* [INSTRUCTION]: Extract from the listing each line in which the word "title" appears.

┌──

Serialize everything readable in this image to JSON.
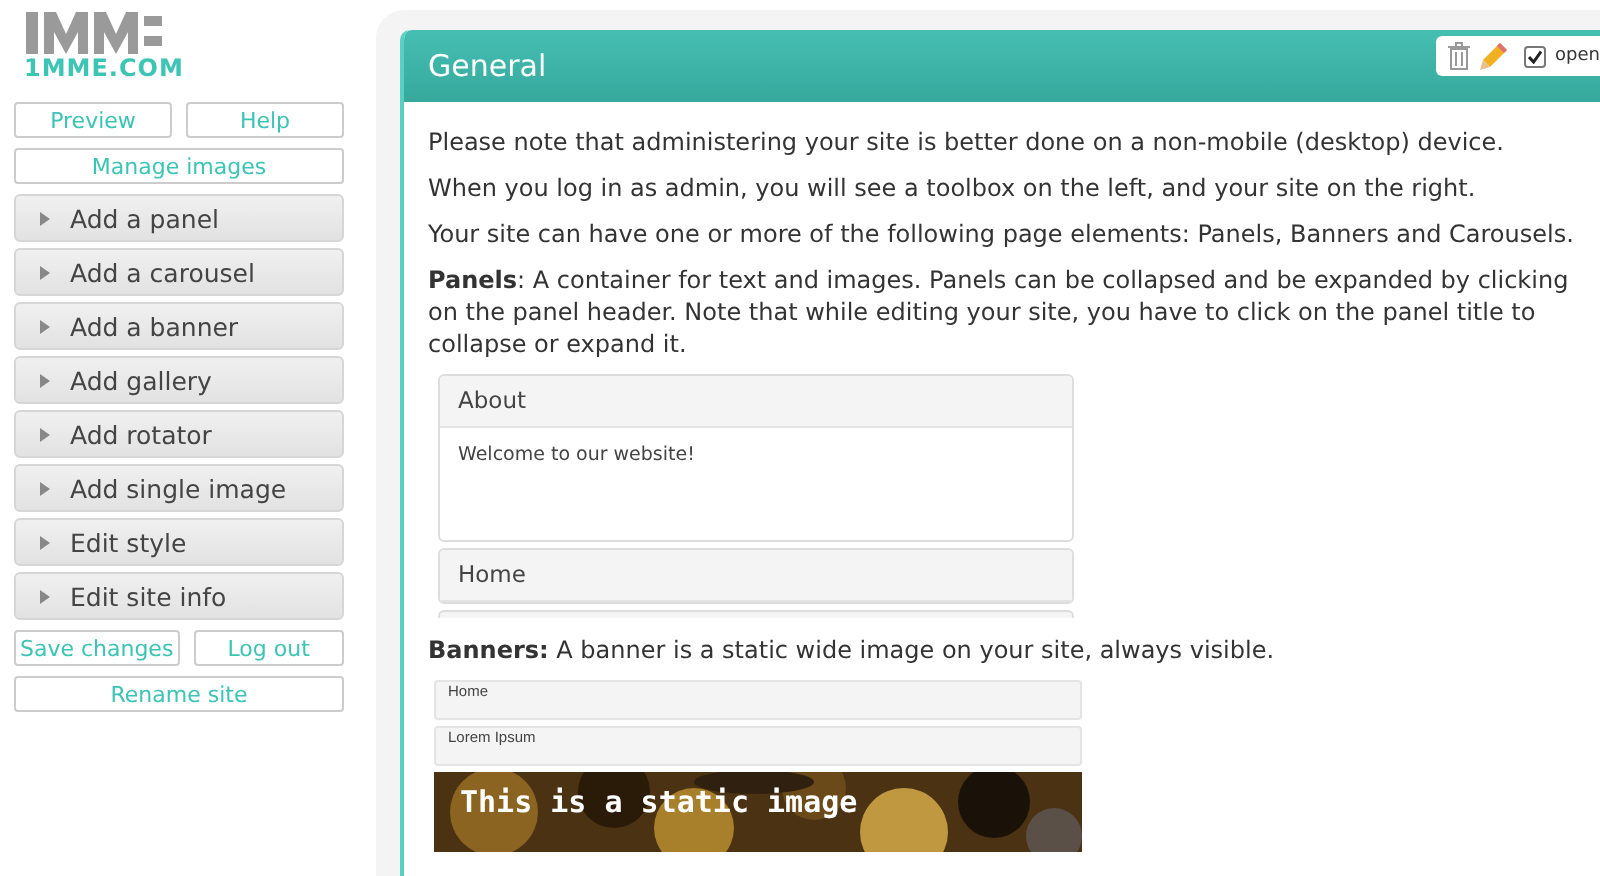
{
  "logo": {
    "site": "1MME.COM"
  },
  "sidebar": {
    "top_buttons": [
      "Preview",
      "Help"
    ],
    "manage_button": "Manage images",
    "menu": [
      "Add a panel",
      "Add a carousel",
      "Add a banner",
      "Add gallery",
      "Add rotator",
      "Add single image",
      "Edit style",
      "Edit site info"
    ],
    "bottom_buttons": [
      "Save changes",
      "Log out"
    ],
    "rename_button": "Rename site"
  },
  "panel": {
    "title": "General",
    "toolbox": {
      "open_checked": true,
      "open_label": "open"
    },
    "paragraphs": [
      "Please note that administering your site is better done on a non-mobile (desktop) device.",
      "When you log in as admin, you will see a toolbox on the left, and your site on the right.",
      "Your site can have one or more of the following page elements: Panels, Banners and Carousels.",
      "**Panels**: A container for text and images. Panels can be collapsed and be expanded by clicking on the panel header. Note that while editing your site, you have to click on the panel title to collapse or expand it."
    ],
    "demo_panels": [
      {
        "title": "About",
        "expanded": true,
        "body": "Welcome to our website!"
      },
      {
        "title": "Home",
        "expanded": false
      }
    ],
    "banners_text": "**Banners:** A banner is a static wide image on your site, always visible.",
    "banner_demo": {
      "nav": [
        "Home",
        "Lorem Ipsum"
      ],
      "caption": "This is a static image"
    }
  }
}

└──

* [SOLUTION FOR THIS PROBLEM]:
    "title": "General",
      "**Panels**: A container for text and images. Panels can be collapsed and be expanded by clicking on the panel header. Note that while editing your site, you have to click on the panel title to collapse or expand it."
        "title": "About",
        "title": "Home",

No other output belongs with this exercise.